→ PROBLEM DESCRIPTION
Scan each line of the records for the word "находящихся" and extract the ones that have it.

→ RECORD LIST
__________

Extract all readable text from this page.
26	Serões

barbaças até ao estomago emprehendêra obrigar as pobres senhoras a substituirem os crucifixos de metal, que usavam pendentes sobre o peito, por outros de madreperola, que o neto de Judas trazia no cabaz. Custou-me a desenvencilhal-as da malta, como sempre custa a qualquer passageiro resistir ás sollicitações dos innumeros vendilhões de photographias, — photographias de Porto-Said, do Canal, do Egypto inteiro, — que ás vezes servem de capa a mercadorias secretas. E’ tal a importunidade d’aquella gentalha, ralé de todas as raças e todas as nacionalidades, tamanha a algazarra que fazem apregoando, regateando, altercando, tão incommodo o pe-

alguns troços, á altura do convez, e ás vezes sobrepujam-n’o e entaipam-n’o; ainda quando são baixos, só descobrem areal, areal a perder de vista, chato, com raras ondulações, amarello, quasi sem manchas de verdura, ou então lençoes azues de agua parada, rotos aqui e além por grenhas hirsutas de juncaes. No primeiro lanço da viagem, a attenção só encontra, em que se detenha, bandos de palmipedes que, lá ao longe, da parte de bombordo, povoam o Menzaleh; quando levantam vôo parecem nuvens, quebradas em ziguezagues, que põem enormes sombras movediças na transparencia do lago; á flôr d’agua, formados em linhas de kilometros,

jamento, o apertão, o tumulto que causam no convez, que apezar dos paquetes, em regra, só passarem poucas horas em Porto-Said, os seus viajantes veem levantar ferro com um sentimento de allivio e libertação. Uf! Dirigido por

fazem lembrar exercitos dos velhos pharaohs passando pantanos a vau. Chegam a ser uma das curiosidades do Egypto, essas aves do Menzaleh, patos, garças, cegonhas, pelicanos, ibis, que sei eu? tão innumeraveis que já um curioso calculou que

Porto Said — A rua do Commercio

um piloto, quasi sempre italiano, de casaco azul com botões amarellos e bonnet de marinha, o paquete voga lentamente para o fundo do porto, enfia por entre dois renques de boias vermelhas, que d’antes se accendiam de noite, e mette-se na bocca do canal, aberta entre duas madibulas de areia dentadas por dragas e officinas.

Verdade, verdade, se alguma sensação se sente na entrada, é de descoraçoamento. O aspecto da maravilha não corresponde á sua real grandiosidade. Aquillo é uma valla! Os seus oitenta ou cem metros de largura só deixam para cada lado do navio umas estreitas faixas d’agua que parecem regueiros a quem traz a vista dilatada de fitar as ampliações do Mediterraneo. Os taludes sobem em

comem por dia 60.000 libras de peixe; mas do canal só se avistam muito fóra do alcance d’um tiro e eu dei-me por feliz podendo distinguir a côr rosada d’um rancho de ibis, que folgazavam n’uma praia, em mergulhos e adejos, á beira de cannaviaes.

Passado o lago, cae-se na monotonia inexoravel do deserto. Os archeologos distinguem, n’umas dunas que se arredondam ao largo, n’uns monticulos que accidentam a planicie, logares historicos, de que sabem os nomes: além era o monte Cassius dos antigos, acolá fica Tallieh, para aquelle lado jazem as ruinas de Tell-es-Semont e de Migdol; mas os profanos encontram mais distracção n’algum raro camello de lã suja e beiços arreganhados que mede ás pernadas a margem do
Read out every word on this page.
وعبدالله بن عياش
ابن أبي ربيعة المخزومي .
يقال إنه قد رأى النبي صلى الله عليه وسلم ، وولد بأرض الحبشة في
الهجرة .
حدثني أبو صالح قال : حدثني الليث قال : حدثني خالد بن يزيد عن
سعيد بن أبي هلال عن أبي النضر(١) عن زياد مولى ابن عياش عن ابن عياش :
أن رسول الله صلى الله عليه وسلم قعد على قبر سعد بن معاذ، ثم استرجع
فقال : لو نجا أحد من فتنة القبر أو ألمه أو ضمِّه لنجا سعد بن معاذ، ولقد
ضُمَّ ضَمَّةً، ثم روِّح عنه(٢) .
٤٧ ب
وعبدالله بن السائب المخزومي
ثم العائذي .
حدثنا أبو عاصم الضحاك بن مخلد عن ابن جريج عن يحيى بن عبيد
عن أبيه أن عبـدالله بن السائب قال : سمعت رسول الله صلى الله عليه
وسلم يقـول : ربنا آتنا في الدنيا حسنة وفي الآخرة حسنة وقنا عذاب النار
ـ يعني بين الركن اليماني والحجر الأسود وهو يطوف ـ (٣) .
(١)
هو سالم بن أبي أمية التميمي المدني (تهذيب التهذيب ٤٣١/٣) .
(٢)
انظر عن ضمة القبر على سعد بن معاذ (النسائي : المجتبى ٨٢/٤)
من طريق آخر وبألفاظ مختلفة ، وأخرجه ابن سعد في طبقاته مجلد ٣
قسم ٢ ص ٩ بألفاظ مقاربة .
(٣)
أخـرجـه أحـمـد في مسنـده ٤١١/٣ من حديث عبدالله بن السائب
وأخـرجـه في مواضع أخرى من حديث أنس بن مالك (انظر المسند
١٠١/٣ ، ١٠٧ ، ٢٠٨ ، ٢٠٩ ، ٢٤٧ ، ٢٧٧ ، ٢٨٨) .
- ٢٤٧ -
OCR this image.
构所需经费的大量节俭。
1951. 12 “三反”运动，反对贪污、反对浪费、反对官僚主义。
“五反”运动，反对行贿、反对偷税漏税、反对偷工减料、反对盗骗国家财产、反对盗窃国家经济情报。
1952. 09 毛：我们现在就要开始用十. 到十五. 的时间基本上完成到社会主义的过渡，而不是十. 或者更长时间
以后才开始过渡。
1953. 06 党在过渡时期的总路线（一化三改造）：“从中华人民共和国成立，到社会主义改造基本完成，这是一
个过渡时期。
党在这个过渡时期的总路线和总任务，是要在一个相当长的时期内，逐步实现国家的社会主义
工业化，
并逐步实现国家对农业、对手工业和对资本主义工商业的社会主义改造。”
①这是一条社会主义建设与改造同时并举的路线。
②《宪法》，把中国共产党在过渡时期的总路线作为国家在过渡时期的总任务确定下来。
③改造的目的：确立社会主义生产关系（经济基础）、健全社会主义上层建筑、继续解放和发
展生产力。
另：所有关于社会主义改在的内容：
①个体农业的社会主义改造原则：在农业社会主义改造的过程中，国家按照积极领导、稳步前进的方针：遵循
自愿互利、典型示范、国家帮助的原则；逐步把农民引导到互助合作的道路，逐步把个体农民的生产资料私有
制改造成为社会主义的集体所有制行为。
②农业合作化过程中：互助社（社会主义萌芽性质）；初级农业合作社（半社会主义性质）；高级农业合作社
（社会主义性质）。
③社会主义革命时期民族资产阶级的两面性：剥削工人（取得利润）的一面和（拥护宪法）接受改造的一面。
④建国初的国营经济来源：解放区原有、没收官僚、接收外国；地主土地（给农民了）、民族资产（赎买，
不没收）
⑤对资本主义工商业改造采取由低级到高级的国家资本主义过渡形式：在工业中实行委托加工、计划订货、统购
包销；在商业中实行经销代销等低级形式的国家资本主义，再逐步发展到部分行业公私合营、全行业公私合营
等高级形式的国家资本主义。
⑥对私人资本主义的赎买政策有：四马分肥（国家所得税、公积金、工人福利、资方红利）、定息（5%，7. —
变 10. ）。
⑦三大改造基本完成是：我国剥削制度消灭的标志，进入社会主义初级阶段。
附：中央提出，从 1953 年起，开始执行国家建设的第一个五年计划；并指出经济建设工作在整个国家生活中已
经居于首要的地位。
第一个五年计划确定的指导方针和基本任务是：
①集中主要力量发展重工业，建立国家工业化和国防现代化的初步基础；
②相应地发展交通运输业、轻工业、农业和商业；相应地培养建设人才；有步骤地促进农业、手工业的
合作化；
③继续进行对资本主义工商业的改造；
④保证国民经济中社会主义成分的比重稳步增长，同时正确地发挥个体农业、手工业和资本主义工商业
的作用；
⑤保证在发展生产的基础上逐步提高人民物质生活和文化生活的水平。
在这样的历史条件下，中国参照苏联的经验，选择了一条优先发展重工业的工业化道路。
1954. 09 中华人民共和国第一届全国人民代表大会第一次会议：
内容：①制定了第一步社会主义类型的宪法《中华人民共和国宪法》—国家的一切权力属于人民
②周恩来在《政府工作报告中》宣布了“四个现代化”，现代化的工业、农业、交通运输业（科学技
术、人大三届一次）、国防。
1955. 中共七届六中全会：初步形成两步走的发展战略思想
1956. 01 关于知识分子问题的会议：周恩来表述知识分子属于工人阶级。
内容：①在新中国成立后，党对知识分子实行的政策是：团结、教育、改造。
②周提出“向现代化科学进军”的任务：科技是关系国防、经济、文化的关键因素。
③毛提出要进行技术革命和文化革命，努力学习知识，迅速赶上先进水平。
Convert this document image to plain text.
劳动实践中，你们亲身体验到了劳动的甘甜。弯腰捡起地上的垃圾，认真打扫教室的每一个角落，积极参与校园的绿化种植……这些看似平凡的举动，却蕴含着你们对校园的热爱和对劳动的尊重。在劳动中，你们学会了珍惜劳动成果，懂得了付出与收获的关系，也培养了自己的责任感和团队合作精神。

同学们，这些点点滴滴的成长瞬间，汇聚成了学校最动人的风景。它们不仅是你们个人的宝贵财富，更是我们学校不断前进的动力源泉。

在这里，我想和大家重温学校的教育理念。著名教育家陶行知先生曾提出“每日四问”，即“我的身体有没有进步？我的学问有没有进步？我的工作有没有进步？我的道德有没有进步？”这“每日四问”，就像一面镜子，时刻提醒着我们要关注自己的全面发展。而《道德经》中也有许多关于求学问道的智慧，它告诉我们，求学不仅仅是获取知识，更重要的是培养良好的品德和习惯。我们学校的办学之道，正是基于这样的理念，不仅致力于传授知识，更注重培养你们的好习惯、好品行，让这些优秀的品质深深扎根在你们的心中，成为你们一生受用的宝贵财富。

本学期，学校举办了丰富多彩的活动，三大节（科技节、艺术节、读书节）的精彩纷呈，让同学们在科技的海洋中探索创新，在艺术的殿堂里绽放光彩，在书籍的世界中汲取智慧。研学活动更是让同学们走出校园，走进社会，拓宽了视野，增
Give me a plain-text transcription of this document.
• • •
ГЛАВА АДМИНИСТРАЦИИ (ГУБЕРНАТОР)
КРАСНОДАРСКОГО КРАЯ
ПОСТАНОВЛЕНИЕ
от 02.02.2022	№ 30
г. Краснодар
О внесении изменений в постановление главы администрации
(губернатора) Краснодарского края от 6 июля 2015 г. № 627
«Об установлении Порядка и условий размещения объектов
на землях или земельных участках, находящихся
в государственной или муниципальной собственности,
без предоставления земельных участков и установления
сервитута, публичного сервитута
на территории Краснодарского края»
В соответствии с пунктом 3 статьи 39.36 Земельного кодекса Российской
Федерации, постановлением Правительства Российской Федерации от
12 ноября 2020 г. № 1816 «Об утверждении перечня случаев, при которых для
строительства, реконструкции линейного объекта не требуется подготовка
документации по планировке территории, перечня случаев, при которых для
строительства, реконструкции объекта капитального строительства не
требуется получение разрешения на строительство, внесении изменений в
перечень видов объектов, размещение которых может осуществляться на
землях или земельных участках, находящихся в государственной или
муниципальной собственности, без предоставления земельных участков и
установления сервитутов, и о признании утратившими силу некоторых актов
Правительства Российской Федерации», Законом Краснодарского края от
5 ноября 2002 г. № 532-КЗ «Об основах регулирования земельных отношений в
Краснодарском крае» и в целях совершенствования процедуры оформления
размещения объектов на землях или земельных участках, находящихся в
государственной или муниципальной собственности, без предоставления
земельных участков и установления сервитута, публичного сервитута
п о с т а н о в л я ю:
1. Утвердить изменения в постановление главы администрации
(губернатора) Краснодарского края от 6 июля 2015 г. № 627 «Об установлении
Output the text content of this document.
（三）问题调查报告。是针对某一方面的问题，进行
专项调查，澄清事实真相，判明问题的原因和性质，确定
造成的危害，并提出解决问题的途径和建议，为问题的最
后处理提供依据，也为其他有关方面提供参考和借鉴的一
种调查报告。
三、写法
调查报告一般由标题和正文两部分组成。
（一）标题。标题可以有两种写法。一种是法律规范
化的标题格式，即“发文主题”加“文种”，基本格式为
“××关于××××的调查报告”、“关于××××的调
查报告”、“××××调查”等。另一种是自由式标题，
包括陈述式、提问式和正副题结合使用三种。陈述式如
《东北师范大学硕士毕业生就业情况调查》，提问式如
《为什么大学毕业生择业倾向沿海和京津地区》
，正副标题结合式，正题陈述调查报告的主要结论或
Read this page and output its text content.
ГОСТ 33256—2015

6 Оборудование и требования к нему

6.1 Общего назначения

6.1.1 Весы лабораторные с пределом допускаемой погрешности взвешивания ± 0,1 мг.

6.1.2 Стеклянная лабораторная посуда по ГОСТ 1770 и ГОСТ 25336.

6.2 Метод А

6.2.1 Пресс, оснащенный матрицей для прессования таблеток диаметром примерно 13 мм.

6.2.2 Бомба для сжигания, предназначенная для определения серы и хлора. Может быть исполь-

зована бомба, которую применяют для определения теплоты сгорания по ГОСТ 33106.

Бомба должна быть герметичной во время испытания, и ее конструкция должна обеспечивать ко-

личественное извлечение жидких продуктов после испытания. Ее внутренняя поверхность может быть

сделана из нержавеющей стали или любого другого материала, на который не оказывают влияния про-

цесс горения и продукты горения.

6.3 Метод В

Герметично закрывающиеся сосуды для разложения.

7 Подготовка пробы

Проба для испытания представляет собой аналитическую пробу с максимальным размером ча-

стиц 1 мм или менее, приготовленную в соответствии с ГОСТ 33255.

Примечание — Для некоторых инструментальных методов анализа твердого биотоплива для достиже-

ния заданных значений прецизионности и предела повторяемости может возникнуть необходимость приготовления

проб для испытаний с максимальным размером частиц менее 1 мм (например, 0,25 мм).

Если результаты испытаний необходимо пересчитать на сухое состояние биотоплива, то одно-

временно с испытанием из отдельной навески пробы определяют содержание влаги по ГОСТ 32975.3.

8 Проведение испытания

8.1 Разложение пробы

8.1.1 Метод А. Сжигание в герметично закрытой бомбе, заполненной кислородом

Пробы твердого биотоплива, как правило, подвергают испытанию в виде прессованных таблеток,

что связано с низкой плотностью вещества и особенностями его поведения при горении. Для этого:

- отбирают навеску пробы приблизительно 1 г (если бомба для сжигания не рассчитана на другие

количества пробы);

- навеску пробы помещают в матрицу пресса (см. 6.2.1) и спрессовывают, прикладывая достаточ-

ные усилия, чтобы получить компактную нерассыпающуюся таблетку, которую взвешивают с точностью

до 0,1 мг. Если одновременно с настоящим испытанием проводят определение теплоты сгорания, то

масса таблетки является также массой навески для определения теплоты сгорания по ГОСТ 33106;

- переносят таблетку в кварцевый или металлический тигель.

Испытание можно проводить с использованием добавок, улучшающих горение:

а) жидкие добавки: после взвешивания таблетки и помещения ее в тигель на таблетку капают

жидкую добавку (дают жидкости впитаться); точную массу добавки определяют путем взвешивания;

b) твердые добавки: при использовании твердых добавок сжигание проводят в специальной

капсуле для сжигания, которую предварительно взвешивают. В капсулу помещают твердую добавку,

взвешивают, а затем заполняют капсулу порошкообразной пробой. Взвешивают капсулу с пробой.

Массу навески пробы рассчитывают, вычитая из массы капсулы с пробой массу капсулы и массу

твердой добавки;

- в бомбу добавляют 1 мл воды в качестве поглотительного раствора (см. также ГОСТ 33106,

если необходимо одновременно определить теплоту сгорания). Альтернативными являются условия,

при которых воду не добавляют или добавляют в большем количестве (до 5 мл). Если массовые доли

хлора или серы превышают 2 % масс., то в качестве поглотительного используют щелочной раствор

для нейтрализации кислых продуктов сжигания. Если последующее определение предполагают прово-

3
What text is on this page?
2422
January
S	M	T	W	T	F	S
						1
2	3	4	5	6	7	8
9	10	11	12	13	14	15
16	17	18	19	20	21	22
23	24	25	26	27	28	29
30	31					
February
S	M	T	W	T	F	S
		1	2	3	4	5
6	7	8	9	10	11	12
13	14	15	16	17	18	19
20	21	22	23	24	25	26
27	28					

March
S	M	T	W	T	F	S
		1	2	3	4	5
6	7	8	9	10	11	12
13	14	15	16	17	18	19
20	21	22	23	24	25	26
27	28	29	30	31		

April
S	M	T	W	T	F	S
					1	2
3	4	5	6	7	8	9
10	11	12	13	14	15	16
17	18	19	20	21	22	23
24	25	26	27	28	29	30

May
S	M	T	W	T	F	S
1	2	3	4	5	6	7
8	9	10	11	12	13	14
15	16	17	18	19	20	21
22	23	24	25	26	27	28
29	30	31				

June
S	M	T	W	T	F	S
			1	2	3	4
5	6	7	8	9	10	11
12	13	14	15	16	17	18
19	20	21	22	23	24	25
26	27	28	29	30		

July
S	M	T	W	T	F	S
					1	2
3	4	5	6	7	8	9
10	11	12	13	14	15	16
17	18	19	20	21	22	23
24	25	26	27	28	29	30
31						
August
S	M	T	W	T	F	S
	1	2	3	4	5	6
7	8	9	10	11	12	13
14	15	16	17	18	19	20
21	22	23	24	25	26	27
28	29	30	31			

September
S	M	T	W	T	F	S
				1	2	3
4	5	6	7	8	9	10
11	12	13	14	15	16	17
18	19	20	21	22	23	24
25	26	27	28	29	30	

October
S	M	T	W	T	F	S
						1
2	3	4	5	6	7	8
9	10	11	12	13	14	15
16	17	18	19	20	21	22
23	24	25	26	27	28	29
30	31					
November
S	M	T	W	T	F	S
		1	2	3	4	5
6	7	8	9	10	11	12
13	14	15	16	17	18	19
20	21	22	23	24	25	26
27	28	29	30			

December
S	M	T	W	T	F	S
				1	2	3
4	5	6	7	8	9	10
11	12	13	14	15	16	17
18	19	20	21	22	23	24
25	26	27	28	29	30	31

__________

→ RESULT OF THE EXERCISE
на землях или земельных участках, находящихся
землях или земельных участках, находящихся в государственной или
размещения объектов на землях или земельных участках, находящихся в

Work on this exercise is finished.